— START INPUT —

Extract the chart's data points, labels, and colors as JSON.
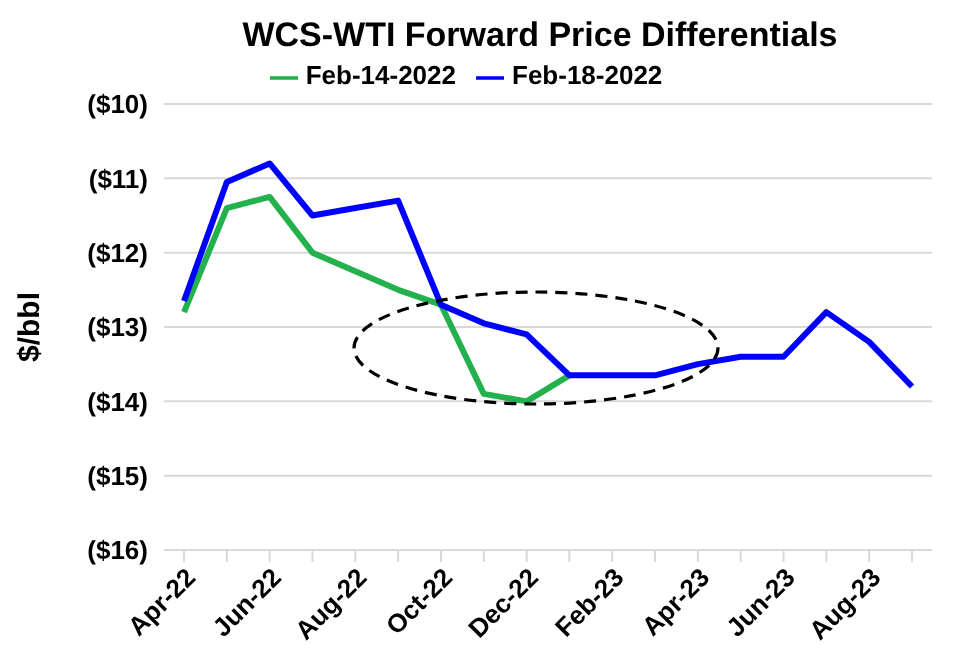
{
  "chart_data": {
    "type": "line",
    "title": "WCS-WTI Forward Price Differentials",
    "ylabel": "$/bbl",
    "categories": [
      "Apr-22",
      null,
      "Jun-22",
      null,
      "Aug-22",
      null,
      "Oct-22",
      null,
      "Dec-22",
      null,
      "Feb-23",
      null,
      "Apr-23",
      null,
      "Jun-23",
      null,
      "Aug-23",
      null
    ],
    "series": [
      {
        "name": "Feb-14-2022",
        "color": "#22b14c",
        "values": [
          -12.8,
          -11.4,
          -11.25,
          -12.0,
          -12.25,
          -12.5,
          -12.7,
          -13.9,
          -14.0,
          -13.65,
          null,
          null,
          null,
          null,
          null,
          null,
          null,
          null
        ]
      },
      {
        "name": "Feb-18-2022",
        "color": "#0000ff",
        "values": [
          -12.65,
          -11.05,
          -10.8,
          -11.5,
          -11.4,
          -11.3,
          -12.7,
          -12.95,
          -13.1,
          -13.65,
          -13.65,
          -13.65,
          -13.5,
          -13.4,
          -13.4,
          -12.8,
          -13.2,
          -13.8
        ]
      }
    ],
    "ylim": [
      -16,
      -10
    ],
    "yticks": [
      {
        "value": -16,
        "label": "($16)"
      },
      {
        "value": -15,
        "label": "($15)"
      },
      {
        "value": -14,
        "label": "($14)"
      },
      {
        "value": -13,
        "label": "($13)"
      },
      {
        "value": -12,
        "label": "($12)"
      },
      {
        "value": -11,
        "label": "($11)"
      },
      {
        "value": -10,
        "label": "($10)"
      }
    ],
    "grid": "y",
    "legend": "top",
    "marker": "none",
    "line_style": "solid"
  }
}
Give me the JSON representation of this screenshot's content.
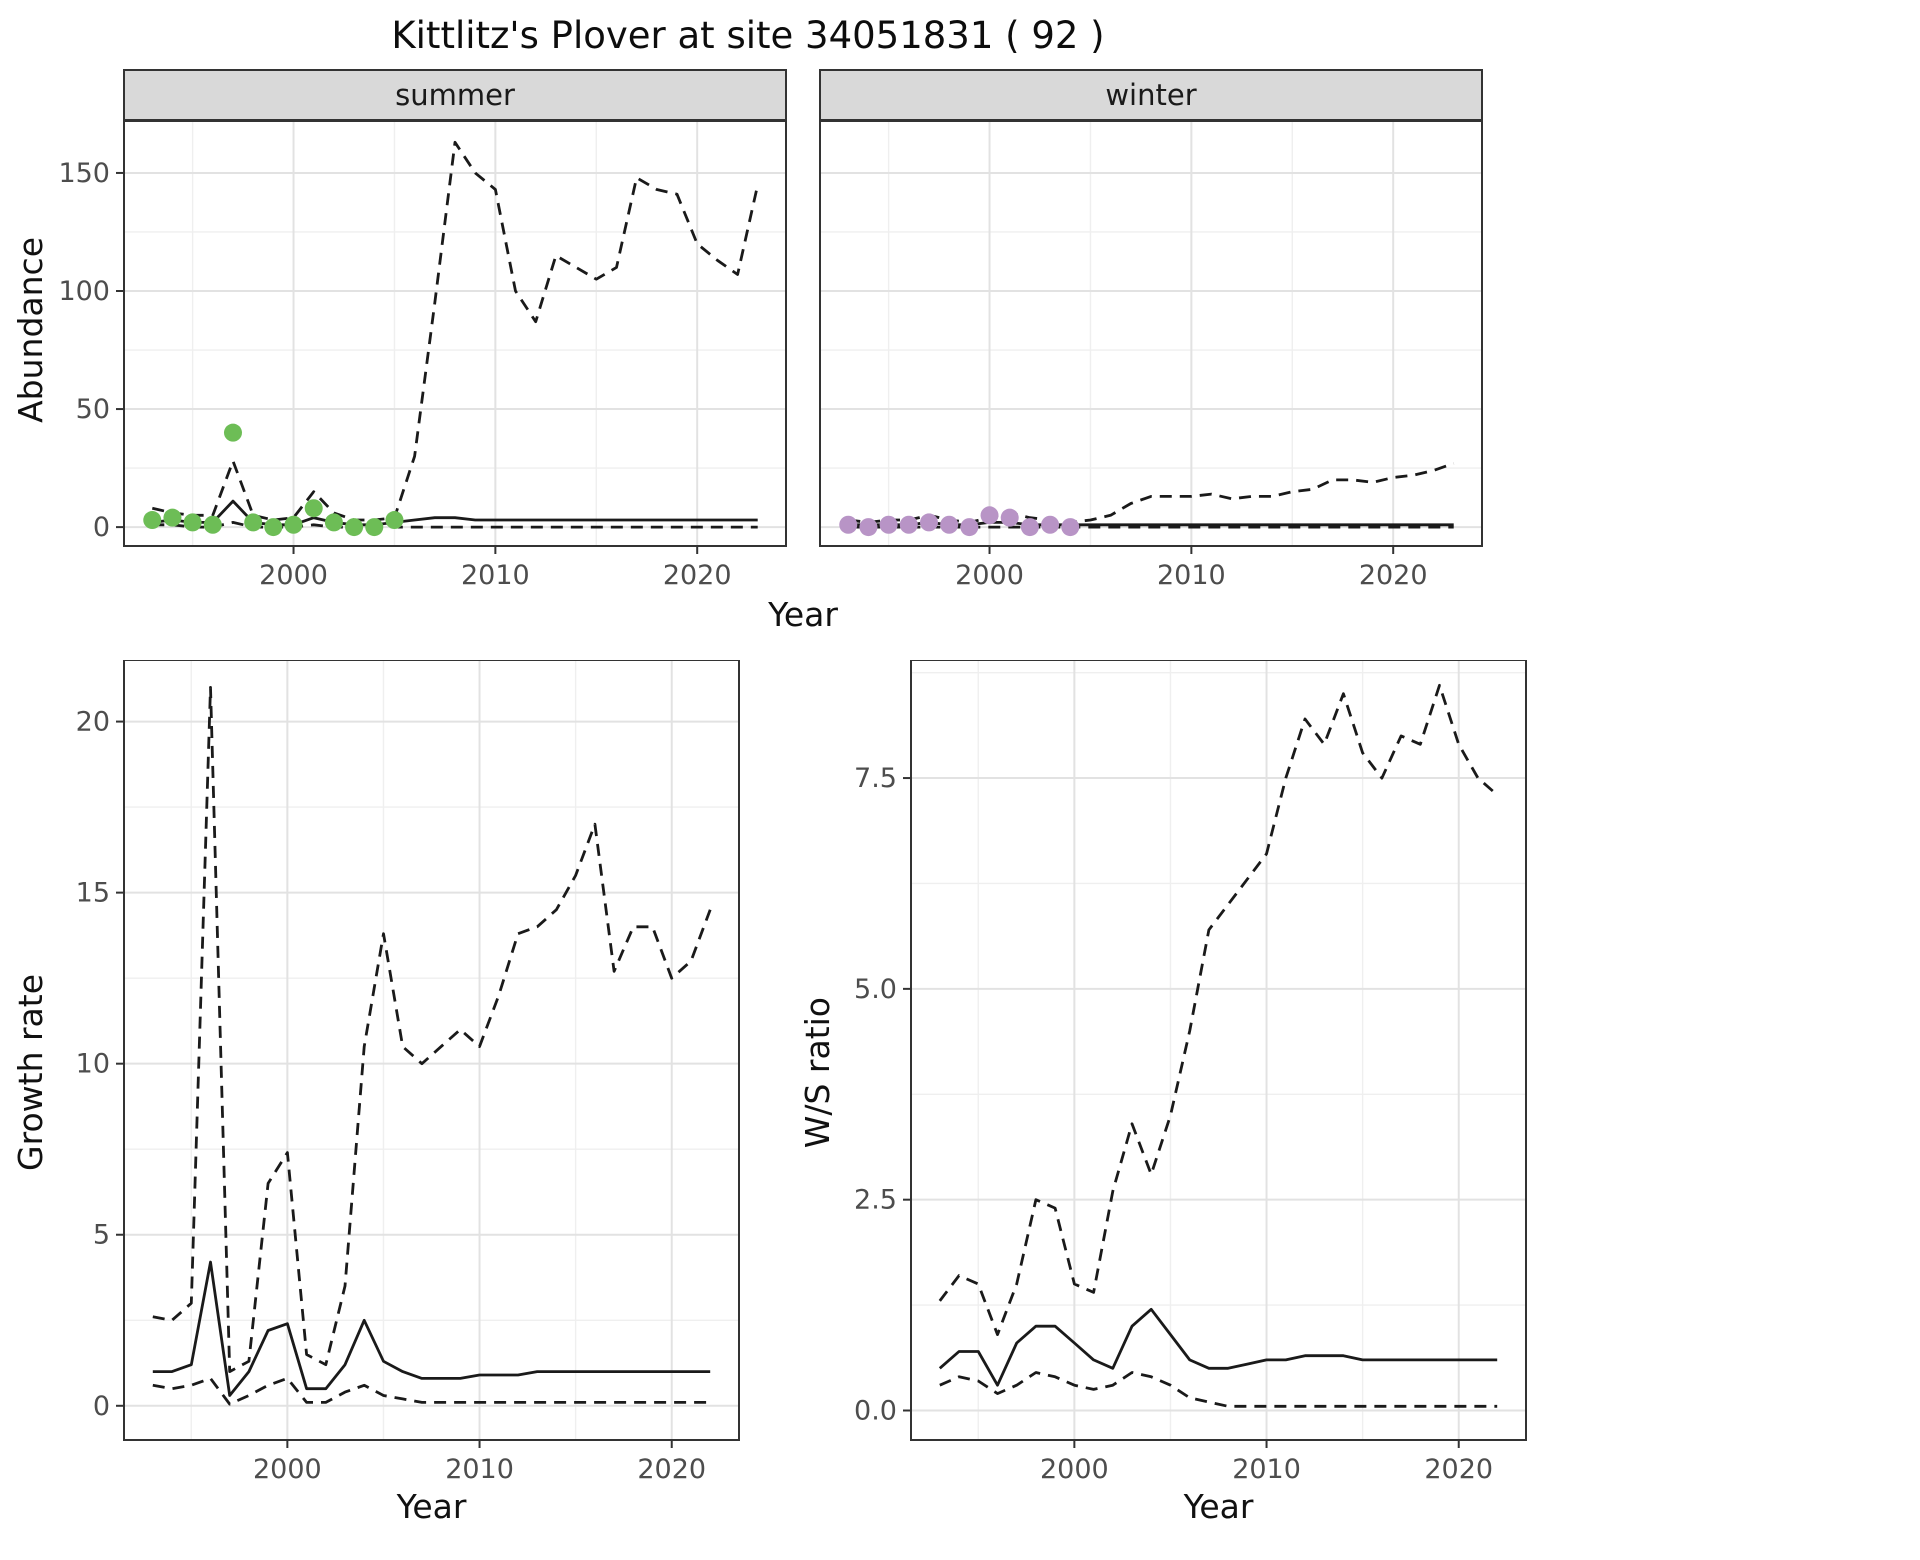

— END INPUT —

■ WORK TO COMPLETE ■
Find each line holding the word "JSON" and copy it.

■ RIGHT ANSWER ■
Extract the chart's data points, labels, and colors as JSON.
Give me the JSON representation of this screenshot's content.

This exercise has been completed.